• _EXERCISE TASK_
Return each line that holds the word "черв".

Extracted data entries:
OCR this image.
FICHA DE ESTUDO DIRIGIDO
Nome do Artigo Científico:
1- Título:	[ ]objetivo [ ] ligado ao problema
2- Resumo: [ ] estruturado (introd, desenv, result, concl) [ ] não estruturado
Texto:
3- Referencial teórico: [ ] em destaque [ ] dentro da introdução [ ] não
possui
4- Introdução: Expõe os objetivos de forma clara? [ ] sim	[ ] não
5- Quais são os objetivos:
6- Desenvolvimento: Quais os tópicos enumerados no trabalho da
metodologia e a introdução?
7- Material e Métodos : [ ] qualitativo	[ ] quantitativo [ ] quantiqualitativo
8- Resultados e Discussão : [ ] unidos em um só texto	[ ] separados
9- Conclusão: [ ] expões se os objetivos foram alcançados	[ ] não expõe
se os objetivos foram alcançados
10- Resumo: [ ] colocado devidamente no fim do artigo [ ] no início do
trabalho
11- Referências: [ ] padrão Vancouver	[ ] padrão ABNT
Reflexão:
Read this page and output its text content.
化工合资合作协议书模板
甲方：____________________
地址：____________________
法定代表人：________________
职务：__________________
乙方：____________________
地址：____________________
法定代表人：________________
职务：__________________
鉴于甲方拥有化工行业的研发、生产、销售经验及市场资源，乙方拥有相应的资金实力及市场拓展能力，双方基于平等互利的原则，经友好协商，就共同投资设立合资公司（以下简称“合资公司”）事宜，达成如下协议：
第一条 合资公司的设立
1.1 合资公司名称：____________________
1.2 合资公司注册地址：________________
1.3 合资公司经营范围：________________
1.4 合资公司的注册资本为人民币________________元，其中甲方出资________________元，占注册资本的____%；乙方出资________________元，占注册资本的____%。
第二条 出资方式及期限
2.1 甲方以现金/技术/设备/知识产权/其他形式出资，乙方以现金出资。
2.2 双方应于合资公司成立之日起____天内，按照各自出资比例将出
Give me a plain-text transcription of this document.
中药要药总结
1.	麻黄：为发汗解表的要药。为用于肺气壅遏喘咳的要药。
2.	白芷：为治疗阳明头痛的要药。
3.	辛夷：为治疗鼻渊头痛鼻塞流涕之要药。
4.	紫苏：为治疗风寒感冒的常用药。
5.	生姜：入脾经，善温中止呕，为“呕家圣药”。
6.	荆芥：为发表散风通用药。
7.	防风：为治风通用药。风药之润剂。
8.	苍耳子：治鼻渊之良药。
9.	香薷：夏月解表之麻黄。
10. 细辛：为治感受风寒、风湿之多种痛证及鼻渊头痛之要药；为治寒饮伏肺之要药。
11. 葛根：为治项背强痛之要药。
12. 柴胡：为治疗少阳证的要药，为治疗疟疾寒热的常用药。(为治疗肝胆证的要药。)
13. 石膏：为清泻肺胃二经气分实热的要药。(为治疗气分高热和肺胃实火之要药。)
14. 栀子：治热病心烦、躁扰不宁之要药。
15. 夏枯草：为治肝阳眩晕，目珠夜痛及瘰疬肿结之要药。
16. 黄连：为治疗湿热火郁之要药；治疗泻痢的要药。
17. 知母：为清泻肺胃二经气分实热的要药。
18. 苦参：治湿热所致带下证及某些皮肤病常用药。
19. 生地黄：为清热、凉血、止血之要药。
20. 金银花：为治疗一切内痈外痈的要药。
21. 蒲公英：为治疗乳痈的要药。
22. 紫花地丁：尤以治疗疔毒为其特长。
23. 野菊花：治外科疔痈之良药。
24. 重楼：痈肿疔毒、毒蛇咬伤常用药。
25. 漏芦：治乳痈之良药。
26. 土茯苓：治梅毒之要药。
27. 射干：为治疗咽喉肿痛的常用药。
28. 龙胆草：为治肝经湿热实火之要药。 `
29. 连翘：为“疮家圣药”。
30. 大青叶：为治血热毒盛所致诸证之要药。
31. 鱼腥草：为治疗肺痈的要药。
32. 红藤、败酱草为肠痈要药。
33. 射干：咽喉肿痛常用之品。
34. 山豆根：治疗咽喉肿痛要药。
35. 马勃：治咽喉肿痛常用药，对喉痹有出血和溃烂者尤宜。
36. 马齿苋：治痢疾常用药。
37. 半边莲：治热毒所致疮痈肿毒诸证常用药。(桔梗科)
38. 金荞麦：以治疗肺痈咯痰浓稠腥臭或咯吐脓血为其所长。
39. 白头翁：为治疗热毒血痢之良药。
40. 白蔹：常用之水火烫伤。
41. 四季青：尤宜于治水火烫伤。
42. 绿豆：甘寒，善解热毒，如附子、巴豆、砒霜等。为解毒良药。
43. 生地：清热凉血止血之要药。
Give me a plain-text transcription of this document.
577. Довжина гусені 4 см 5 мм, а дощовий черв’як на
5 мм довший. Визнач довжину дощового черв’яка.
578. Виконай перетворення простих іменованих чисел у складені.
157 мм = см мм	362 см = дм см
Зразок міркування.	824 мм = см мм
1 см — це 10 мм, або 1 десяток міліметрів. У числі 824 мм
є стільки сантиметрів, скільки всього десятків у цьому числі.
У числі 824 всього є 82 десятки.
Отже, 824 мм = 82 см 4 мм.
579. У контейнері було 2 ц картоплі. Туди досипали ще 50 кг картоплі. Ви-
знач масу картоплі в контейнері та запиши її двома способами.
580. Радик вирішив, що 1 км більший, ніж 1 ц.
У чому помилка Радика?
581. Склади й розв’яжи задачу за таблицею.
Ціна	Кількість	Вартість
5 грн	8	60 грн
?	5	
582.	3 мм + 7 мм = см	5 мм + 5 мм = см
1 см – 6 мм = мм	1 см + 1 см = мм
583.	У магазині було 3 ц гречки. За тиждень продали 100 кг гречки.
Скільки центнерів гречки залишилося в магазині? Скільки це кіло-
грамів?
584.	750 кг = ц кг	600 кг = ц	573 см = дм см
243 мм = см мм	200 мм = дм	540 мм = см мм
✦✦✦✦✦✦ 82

• _FINISHED TASK_
577. Довжина гусені 4 см 5 мм, а дощовий черв’як на
5 мм довший. Визнач довжину дощового черв’яка.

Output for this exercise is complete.